Exercise brief: Every record must be repeated exactly, with no omission.

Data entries
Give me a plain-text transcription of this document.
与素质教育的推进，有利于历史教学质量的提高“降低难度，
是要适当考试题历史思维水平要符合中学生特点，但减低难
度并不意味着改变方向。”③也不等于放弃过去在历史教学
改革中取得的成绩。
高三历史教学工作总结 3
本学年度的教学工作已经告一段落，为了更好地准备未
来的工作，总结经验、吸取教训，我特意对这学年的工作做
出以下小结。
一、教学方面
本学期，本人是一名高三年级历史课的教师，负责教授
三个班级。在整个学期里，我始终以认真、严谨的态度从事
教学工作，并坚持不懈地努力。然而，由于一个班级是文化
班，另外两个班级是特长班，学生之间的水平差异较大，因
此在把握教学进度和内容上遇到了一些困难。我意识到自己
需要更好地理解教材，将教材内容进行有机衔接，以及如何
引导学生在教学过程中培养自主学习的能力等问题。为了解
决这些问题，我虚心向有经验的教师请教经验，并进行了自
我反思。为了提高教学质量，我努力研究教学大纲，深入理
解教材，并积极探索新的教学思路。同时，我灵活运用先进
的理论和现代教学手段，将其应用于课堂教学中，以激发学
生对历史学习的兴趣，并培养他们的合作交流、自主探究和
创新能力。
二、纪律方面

Written answer:
Give me a plain-text transcription of this document.
与素质教育的推进，有利于历史教学质量的提高“降低难度，
是要适当考试题历史思维水平要符合中学生特点，但减低难
度并不意味着改变方向。”③也不等于放弃过去在历史教学
改革中取得的成绩。
高三历史教学工作总结 3
本学年度的教学工作已经告一段落，为了更好地准备未
来的工作，总结经验、吸取教训，我特意对这学年的工作做
出以下小结。
一、教学方面
本学期，本人是一名高三年级历史课的教师，负责教授
三个班级。在整个学期里，我始终以认真、严谨的态度从事
教学工作，并坚持不懈地努力。然而，由于一个班级是文化
班，另外两个班级是特长班，学生之间的水平差异较大，因
此在把握教学进度和内容上遇到了一些困难。我意识到自己
需要更好地理解教材，将教材内容进行有机衔接，以及如何
引导学生在教学过程中培养自主学习的能力等问题。为了解
决这些问题，我虚心向有经验的教师请教经验，并进行了自
我反思。为了提高教学质量，我努力研究教学大纲，深入理
解教材，并积极探索新的教学思路。同时，我灵活运用先进
的理论和现代教学手段，将其应用于课堂教学中，以激发学
生对历史学习的兴趣，并培养他们的合作交流、自主探究和
创新能力。
二、纪律方面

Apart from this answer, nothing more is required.